_To be done:_
Filter the entries below, keeping every line that has the word "Becerreá".

Stored data entries

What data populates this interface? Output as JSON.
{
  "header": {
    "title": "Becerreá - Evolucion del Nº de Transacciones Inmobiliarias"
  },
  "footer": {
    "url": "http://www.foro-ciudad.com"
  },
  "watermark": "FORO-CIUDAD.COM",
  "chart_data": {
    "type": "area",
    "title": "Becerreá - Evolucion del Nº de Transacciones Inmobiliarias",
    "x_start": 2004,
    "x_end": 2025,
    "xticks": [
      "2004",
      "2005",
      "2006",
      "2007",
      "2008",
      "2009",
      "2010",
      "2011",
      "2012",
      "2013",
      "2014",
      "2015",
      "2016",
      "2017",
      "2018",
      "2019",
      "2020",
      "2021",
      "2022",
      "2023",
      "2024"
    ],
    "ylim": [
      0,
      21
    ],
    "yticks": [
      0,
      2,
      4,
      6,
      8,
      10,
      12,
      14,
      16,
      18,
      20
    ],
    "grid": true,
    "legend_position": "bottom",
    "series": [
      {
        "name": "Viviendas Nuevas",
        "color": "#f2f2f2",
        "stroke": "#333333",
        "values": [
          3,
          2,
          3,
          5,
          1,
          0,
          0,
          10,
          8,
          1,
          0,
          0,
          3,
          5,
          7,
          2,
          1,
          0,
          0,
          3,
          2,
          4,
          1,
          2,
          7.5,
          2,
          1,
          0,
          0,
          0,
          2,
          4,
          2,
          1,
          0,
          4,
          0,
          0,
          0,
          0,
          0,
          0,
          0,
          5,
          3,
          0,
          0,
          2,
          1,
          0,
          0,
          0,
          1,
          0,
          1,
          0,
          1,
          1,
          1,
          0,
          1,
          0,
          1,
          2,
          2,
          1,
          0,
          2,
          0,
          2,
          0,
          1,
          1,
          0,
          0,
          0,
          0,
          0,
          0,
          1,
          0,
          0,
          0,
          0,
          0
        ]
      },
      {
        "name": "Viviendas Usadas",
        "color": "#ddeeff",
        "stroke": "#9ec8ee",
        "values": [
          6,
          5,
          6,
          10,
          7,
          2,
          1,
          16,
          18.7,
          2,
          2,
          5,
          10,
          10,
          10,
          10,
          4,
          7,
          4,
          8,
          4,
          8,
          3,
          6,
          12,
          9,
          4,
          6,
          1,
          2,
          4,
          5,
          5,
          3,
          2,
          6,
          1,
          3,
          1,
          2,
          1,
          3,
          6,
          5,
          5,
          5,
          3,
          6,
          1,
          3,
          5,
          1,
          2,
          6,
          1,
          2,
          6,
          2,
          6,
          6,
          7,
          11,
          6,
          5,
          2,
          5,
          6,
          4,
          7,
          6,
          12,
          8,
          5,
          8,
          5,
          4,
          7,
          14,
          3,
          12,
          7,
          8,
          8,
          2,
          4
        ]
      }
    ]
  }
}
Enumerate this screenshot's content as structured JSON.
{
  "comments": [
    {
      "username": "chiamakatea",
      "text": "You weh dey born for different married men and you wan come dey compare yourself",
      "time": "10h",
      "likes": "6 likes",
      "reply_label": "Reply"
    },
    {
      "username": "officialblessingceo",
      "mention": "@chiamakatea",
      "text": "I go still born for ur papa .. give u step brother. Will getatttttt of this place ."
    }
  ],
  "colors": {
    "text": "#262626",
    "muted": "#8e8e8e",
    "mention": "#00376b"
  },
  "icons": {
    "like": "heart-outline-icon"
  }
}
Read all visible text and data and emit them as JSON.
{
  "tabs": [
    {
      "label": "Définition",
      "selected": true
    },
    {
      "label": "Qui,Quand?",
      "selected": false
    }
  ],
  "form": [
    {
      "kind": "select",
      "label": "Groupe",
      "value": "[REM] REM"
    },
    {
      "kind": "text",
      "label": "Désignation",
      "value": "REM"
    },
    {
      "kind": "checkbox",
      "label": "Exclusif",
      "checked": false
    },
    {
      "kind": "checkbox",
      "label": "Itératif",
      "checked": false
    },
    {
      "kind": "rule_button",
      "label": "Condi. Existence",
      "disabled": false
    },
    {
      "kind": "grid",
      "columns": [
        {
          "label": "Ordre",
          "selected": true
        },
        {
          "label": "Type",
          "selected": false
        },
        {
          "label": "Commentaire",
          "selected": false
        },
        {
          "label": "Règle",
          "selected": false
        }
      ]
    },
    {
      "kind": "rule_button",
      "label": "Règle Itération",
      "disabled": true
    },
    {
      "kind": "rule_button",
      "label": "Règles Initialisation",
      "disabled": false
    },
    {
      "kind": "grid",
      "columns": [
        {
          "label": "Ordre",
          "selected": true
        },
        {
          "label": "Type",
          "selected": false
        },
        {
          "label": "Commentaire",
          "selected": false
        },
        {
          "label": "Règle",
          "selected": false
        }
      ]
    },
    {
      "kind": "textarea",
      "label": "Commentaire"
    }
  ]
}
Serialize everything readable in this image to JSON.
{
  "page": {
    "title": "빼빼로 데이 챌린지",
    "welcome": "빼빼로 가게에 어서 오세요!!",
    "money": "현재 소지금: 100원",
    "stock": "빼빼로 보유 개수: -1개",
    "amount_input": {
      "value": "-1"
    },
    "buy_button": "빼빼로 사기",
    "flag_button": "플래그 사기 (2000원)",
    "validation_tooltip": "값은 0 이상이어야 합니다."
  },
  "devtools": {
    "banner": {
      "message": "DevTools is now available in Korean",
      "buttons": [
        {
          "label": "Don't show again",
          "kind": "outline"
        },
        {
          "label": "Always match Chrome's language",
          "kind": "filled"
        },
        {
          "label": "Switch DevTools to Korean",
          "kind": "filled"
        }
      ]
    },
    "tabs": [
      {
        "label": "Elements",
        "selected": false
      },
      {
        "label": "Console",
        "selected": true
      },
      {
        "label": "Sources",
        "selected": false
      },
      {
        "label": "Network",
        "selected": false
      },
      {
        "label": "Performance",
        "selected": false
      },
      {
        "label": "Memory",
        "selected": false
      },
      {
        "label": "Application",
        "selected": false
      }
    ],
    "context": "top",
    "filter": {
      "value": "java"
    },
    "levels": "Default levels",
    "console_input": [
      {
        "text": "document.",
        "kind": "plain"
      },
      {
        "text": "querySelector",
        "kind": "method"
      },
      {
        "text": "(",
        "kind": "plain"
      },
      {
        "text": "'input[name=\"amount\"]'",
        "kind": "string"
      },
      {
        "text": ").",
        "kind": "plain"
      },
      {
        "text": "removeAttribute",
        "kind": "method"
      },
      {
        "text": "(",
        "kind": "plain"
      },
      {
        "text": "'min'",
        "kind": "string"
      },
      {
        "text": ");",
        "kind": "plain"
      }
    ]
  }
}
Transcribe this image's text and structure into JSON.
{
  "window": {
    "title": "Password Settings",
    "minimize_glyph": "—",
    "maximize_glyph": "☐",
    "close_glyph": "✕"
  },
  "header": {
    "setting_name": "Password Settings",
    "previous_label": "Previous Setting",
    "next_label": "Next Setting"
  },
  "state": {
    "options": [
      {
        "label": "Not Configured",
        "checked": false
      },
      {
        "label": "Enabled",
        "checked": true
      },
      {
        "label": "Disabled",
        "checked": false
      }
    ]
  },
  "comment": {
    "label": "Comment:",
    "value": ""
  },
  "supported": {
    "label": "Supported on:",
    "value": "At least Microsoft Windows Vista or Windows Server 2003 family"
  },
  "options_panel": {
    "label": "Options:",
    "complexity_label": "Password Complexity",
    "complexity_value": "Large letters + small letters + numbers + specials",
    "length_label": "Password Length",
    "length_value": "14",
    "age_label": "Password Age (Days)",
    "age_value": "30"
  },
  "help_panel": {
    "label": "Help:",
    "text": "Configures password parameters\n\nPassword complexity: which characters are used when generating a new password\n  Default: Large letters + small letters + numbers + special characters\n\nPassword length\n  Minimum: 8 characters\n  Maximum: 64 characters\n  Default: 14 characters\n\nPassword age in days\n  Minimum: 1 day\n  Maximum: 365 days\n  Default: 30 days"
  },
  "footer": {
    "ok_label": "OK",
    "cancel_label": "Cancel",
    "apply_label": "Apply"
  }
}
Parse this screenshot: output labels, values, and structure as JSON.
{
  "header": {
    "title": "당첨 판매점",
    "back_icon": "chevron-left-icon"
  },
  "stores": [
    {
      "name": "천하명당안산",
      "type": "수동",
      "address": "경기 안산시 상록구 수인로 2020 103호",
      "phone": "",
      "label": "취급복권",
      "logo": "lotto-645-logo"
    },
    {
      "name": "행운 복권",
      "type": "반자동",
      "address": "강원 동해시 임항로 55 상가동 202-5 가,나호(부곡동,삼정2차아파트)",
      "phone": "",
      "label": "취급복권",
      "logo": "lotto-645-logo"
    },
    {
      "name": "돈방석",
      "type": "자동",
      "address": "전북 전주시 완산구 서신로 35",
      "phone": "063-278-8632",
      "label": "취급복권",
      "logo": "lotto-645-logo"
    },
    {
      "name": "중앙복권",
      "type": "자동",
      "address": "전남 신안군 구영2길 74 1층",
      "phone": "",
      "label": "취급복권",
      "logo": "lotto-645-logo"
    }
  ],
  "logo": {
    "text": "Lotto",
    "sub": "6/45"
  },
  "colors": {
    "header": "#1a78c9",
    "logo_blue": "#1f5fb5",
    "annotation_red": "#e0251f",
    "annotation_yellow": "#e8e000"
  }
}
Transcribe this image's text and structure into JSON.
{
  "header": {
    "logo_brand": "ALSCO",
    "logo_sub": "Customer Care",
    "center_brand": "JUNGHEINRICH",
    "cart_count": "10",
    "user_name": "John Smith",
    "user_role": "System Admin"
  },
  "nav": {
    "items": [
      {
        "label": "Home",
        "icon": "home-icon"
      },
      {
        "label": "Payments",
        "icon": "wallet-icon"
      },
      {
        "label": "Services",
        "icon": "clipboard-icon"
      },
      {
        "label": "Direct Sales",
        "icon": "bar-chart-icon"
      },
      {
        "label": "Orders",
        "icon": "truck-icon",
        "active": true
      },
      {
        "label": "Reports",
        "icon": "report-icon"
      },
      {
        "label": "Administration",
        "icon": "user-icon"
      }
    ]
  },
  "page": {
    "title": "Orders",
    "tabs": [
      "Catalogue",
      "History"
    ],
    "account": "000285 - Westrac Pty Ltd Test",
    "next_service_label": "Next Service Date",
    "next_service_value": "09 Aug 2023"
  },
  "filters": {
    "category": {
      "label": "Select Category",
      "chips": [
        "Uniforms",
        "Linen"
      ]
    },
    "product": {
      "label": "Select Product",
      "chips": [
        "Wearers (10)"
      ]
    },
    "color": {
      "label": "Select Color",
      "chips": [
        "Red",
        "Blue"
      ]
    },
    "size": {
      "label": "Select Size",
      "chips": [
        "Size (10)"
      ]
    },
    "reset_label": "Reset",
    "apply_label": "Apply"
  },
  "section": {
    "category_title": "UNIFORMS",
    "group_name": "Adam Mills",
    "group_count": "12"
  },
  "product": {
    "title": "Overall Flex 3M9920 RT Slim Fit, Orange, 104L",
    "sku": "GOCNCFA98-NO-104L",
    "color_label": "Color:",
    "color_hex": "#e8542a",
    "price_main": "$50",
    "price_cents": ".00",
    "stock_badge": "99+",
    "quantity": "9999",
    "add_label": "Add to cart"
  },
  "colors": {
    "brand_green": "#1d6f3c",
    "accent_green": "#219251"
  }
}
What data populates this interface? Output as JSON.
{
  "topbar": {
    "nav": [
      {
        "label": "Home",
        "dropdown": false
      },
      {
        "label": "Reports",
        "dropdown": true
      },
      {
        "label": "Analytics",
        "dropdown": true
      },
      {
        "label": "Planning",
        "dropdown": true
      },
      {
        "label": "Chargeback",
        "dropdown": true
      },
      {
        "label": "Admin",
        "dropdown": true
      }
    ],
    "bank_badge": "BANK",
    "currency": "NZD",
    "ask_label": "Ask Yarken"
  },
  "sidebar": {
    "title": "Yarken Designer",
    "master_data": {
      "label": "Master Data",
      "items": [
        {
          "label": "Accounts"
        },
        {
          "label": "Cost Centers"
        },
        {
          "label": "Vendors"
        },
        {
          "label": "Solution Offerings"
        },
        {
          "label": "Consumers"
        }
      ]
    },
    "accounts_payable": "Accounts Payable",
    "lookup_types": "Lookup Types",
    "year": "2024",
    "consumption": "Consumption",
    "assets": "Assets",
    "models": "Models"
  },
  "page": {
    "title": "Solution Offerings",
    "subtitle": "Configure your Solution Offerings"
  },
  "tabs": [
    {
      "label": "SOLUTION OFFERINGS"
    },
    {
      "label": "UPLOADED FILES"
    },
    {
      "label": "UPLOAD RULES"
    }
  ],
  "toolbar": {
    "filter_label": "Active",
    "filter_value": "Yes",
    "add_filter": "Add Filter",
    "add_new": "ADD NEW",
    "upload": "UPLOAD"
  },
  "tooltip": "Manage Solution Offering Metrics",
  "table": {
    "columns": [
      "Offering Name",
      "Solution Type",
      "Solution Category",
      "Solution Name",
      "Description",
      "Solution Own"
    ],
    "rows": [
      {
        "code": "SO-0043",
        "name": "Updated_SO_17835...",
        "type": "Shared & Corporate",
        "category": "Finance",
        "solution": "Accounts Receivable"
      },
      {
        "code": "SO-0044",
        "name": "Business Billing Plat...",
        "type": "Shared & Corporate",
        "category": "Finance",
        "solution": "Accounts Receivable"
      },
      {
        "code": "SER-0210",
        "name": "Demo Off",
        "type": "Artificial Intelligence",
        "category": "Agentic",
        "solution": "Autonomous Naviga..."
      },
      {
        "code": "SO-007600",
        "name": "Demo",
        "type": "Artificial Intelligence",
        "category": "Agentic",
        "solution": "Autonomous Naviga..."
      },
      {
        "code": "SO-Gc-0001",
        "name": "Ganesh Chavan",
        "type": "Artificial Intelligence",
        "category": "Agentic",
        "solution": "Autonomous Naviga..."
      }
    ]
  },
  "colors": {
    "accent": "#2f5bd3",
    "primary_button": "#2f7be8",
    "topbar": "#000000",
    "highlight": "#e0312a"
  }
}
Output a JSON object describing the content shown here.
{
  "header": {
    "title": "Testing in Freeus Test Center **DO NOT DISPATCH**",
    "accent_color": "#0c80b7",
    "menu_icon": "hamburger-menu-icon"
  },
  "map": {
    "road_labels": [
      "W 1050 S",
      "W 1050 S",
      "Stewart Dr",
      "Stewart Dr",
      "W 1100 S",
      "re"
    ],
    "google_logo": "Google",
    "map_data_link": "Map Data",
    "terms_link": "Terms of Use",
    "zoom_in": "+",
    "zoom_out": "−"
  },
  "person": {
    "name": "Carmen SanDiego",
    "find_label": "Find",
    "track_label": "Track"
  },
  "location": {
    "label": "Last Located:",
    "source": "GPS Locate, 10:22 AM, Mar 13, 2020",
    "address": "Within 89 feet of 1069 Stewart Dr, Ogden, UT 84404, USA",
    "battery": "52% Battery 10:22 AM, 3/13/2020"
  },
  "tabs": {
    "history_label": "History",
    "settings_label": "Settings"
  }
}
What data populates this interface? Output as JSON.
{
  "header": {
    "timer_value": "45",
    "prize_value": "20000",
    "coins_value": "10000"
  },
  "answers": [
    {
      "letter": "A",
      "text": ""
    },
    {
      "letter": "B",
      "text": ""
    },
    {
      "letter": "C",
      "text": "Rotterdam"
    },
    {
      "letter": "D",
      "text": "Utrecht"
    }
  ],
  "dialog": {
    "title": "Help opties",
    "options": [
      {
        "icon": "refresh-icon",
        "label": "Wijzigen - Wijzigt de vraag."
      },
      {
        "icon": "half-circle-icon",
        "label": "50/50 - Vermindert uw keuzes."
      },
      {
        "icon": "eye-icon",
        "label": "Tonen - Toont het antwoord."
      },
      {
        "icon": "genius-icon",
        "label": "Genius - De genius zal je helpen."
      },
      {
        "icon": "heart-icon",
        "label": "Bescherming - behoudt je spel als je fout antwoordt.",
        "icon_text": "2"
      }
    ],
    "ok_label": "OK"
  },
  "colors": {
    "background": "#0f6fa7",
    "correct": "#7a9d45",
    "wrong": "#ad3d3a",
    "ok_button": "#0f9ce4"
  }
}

_Finished task:_
    "title": "Becerreá - Evolucion del Nº de Transacciones Inmobiliarias"
    "title": "Becerreá - Evolucion del Nº de Transacciones Inmobiliarias",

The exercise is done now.